(Page transcription dataset items)
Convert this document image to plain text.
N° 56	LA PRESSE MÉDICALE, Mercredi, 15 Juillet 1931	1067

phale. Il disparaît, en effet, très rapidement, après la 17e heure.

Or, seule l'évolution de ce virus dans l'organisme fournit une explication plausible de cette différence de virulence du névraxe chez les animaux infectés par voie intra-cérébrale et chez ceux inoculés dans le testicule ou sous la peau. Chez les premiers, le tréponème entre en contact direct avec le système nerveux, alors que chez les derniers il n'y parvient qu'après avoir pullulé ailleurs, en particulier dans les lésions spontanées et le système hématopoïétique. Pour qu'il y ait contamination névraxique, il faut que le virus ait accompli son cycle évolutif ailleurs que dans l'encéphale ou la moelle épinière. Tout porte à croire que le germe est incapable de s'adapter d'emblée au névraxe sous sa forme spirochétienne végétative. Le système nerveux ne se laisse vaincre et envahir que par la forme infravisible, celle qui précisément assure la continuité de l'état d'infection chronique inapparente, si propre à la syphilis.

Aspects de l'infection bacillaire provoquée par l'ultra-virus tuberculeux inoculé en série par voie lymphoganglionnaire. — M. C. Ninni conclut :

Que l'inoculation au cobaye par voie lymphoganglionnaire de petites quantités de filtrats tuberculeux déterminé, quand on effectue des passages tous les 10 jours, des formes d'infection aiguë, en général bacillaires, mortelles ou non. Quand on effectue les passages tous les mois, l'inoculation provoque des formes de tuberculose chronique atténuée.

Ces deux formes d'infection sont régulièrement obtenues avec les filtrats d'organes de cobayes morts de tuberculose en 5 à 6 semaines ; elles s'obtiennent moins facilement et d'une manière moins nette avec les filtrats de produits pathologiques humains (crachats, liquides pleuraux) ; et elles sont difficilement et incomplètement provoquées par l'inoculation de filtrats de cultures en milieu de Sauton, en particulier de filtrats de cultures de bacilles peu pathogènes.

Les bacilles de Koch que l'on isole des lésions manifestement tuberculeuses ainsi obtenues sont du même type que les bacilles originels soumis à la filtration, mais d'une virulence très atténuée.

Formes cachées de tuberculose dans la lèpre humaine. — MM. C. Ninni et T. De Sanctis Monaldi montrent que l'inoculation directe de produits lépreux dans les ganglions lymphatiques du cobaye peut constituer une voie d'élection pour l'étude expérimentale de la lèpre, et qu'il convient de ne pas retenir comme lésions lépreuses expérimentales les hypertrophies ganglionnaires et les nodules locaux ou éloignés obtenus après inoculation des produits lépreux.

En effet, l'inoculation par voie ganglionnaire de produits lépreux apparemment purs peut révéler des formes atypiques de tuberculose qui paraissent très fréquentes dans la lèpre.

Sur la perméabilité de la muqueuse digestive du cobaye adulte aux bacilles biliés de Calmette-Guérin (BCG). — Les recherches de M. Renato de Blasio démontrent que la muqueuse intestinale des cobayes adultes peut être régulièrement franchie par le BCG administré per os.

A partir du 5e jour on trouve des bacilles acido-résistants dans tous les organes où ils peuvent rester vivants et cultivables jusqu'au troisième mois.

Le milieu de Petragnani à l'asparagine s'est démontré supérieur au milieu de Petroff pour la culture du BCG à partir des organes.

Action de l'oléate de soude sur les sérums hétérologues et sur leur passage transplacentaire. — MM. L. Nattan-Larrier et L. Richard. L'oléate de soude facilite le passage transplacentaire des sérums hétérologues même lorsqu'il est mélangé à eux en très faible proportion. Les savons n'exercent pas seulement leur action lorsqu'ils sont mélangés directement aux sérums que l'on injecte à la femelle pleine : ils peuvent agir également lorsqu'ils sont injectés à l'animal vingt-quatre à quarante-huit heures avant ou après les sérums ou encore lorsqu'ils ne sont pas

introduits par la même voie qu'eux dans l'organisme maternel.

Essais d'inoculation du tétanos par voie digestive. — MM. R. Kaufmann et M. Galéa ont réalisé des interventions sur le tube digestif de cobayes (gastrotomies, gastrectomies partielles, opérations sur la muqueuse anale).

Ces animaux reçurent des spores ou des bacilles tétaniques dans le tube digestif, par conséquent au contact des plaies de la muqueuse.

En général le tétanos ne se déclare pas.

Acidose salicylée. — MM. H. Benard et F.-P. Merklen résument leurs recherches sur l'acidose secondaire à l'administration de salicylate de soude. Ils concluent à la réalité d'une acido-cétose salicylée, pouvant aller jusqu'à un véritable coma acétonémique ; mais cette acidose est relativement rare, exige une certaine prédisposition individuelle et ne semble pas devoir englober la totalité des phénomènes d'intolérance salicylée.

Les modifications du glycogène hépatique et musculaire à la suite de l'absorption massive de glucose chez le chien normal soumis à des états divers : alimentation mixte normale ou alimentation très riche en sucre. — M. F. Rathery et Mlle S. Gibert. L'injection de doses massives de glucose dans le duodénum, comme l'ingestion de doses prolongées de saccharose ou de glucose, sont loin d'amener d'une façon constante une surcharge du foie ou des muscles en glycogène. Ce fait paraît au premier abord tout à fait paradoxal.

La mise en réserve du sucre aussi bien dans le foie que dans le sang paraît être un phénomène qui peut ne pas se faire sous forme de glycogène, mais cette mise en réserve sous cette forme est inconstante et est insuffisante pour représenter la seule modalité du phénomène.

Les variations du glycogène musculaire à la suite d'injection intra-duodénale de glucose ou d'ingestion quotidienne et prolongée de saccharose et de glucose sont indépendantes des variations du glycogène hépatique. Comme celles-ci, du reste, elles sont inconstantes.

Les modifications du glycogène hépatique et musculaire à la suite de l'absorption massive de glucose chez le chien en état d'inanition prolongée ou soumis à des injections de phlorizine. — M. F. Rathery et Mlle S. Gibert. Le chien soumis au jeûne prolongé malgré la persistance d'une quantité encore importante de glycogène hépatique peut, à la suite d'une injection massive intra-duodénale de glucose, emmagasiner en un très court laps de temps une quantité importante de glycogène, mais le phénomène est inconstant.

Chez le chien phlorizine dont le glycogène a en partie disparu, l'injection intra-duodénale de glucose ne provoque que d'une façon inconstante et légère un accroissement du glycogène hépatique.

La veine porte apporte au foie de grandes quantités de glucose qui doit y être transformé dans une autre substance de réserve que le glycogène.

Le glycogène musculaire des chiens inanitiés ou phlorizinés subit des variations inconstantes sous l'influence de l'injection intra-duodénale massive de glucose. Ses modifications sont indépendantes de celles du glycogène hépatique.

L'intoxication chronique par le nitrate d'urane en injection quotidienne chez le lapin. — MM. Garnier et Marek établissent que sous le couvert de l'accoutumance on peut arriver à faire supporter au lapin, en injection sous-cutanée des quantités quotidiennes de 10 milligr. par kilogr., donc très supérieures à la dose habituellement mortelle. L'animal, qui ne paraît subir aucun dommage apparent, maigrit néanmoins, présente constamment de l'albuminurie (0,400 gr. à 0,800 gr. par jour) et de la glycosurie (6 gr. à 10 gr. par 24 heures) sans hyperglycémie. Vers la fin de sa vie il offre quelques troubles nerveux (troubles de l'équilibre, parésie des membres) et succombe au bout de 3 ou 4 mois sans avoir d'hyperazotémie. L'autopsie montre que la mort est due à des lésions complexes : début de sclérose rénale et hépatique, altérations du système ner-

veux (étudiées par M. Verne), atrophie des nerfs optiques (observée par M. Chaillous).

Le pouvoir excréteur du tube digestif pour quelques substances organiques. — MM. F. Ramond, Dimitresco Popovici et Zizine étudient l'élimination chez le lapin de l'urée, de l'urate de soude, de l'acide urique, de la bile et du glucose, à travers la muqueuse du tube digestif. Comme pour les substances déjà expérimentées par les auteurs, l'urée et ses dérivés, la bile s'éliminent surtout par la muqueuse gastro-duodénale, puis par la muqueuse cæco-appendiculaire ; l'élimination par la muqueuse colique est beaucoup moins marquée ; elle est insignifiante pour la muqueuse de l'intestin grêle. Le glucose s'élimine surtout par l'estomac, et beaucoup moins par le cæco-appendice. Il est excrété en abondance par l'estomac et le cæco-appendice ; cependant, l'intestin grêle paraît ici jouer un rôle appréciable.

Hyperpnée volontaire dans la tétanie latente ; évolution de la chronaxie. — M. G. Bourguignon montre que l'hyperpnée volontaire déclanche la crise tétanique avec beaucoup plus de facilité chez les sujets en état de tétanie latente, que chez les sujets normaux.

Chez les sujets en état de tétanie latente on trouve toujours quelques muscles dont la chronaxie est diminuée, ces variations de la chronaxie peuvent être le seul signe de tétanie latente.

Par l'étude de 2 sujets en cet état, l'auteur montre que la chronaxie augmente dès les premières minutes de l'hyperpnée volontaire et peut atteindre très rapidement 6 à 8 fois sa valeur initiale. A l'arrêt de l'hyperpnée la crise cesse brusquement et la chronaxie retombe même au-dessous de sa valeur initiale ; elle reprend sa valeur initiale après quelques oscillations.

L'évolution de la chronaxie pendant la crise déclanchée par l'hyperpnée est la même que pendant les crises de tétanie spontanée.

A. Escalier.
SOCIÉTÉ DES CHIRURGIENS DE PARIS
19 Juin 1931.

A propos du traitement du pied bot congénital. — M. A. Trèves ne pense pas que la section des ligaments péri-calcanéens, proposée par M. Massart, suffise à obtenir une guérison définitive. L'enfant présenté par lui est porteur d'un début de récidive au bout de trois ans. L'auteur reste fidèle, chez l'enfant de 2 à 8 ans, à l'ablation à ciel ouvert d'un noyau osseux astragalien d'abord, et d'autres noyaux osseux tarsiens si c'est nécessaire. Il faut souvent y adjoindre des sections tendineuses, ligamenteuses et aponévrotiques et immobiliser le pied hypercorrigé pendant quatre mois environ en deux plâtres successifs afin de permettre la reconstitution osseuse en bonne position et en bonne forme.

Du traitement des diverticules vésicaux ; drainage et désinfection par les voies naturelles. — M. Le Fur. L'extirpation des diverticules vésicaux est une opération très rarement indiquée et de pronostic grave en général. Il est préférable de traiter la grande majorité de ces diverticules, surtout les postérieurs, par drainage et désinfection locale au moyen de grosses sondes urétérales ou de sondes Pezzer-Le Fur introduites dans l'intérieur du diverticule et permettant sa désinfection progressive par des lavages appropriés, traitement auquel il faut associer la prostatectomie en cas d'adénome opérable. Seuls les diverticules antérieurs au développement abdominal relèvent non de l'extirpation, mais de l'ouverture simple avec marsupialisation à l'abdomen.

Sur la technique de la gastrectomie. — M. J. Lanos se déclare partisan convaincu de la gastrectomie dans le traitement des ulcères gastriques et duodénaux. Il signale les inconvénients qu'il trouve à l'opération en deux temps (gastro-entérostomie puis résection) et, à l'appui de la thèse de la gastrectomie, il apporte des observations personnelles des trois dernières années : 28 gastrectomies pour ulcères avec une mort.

• **PROBLEM DETAILS**: Copy the lines that hold the word "inconstantes". Take them from the records above.

• **EXERCISE SOLUTION**:
Les variations du glycogène musculaire à la suite d'injection intra-duodénale de glucose ou d'ingestion quotidienne et prolongée de saccharose et de glucose sont indépendantes des variations du glycogène hépatique. Comme celles-ci, du reste, elles sont inconstantes.
Le glycogène musculaire des chiens inanitiés ou phlorizinés subit des variations inconstantes sous l'influence de l'injection intra-duodénale massive de glucose. Ses modifications sont indépendantes de celles du glycogène hépatique.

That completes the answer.